**Work to be completed**.
Report all lines holding "Paulo".

(Rows from a figure dataset)
# # #
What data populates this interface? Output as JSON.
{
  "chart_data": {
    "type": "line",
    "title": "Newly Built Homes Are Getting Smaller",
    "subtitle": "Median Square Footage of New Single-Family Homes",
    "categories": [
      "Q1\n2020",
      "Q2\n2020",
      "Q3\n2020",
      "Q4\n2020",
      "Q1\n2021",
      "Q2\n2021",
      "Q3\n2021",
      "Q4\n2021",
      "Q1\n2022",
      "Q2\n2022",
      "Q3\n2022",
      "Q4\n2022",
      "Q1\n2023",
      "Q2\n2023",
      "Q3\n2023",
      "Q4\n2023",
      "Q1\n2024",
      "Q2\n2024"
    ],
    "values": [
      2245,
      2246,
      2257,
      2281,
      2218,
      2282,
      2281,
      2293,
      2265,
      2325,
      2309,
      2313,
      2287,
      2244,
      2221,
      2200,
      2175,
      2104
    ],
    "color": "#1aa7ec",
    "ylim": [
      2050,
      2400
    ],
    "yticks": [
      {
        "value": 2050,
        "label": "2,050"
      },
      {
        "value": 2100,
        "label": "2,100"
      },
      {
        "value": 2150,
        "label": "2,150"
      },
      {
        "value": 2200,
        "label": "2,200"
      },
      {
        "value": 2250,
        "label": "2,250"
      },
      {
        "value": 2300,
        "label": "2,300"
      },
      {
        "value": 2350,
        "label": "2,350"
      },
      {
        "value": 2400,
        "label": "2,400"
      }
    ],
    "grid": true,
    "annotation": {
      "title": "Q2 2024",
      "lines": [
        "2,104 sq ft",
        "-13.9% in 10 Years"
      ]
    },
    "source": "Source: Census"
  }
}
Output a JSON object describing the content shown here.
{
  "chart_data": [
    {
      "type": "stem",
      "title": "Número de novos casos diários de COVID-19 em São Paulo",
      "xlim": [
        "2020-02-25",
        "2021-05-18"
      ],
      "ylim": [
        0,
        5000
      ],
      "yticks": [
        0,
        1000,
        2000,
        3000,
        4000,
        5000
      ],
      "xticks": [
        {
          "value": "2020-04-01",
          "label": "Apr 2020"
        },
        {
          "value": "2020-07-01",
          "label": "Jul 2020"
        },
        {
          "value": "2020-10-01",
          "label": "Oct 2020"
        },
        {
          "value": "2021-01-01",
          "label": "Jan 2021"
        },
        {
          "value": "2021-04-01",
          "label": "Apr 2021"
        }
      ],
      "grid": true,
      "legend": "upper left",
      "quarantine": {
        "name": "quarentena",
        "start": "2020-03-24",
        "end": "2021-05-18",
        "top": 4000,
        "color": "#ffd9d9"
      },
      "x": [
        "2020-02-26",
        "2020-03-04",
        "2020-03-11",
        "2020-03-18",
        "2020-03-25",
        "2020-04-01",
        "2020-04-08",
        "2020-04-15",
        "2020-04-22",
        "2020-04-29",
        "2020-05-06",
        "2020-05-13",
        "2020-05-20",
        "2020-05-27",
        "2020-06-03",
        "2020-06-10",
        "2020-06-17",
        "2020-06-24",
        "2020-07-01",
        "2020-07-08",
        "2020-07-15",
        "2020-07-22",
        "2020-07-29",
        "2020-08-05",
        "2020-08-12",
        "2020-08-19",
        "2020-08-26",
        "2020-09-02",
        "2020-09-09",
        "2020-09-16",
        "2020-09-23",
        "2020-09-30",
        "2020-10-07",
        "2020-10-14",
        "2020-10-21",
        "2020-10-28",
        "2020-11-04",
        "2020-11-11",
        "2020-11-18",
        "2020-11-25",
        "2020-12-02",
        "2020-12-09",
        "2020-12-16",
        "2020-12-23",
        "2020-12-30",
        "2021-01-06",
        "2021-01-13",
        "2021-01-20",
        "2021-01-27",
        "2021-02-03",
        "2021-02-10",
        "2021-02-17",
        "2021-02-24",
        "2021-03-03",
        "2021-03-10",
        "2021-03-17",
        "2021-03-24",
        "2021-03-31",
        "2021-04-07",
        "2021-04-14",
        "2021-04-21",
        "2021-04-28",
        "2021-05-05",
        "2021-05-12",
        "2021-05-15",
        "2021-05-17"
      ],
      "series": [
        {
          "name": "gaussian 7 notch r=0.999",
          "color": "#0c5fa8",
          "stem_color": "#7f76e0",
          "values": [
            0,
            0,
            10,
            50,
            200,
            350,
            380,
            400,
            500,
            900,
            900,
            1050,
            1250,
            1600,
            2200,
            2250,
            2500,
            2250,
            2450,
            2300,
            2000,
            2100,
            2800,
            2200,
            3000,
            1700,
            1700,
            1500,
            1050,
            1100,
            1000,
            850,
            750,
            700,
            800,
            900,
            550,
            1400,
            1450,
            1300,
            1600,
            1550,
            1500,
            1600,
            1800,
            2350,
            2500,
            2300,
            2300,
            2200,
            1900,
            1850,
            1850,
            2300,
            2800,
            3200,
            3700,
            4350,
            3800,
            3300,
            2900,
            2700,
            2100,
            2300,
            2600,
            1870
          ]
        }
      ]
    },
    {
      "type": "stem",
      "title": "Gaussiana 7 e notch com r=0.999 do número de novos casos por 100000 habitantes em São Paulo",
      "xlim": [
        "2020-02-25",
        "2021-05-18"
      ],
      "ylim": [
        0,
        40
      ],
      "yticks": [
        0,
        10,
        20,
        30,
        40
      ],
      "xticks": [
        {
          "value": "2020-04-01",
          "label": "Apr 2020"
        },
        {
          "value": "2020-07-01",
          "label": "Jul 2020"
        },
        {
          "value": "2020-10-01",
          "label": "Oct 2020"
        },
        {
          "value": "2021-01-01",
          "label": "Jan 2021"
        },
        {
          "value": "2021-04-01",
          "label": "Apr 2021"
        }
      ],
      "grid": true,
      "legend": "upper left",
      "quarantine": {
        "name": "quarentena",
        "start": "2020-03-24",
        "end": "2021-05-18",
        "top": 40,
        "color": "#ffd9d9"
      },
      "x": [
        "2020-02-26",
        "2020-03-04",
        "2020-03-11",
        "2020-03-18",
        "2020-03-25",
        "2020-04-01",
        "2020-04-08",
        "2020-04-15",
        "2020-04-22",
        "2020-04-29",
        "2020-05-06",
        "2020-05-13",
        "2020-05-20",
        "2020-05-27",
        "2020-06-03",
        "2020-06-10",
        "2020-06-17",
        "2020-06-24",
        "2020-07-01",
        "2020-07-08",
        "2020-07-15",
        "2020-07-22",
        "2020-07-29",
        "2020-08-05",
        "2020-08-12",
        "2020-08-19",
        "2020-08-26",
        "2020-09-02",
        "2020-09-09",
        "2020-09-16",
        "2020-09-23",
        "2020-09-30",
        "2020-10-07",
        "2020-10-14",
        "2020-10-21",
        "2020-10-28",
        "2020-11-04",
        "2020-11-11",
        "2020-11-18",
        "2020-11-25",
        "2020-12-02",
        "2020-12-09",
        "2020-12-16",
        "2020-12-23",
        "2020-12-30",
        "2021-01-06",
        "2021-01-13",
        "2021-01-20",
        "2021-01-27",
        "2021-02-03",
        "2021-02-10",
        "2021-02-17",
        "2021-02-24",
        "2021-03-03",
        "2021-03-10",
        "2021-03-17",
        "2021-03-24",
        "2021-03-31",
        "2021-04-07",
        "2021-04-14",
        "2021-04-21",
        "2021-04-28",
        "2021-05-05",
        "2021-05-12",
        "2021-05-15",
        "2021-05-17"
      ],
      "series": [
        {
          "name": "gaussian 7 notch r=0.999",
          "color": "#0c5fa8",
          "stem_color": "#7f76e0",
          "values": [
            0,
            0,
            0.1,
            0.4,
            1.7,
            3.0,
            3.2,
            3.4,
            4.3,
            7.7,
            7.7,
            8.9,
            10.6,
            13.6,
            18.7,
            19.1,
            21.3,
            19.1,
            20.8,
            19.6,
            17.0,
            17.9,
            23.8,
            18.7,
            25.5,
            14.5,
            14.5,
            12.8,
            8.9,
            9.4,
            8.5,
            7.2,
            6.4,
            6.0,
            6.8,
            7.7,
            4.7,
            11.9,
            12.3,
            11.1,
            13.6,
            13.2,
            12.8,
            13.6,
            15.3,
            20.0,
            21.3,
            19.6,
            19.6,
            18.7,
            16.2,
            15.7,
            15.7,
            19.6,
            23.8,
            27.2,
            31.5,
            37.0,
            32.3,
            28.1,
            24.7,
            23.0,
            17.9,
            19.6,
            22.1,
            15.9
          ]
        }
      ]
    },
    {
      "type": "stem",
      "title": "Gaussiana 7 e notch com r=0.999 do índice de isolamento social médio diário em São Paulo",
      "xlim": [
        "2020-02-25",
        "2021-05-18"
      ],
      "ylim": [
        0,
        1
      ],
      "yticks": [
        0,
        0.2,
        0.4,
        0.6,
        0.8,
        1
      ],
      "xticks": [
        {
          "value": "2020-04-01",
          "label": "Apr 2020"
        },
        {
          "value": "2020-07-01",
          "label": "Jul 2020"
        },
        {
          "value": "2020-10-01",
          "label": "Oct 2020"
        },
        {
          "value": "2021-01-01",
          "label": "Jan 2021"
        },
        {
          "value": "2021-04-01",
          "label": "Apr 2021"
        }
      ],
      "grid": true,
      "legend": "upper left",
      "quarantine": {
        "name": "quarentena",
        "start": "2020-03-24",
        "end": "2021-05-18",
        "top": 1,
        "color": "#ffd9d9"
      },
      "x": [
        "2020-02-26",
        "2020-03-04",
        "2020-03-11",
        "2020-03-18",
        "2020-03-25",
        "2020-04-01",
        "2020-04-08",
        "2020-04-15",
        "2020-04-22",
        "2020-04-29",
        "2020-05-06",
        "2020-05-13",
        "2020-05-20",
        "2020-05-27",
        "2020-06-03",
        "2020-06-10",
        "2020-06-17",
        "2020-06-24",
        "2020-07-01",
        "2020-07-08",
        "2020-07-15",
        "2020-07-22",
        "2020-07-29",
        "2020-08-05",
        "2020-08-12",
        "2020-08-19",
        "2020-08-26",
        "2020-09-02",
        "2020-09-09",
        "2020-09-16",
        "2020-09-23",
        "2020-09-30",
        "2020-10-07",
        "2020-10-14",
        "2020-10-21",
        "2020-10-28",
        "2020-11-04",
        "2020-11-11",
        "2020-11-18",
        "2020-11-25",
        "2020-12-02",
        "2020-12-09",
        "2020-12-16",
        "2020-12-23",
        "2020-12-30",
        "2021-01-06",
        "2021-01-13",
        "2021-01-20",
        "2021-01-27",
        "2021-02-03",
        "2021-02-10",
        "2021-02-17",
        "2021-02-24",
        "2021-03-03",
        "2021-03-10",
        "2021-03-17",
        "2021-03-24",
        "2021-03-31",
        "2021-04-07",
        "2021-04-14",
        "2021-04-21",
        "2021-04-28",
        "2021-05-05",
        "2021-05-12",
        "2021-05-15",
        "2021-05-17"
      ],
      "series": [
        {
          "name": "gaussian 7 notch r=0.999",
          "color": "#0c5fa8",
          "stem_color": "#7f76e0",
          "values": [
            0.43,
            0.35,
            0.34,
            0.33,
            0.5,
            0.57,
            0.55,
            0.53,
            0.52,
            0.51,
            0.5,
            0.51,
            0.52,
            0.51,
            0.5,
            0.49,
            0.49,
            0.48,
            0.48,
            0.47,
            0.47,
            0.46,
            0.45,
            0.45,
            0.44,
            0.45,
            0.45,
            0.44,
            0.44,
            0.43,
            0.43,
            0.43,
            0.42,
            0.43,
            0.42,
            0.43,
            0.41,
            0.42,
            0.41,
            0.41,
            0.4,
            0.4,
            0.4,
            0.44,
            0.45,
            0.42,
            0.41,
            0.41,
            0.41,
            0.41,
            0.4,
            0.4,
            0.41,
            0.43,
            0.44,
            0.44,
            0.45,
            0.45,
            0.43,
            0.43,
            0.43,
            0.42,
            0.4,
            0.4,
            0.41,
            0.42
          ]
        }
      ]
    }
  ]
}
# # #
**Full solution**.
      "title": "Número de novos casos diários de COVID-19 em São Paulo",
      "title": "Gaussiana 7 e notch com r=0.999 do número de novos casos por 100000 habitantes em São Paulo",
      "title": "Gaussiana 7 e notch com r=0.999 do índice de isolamento social médio diário em São Paulo",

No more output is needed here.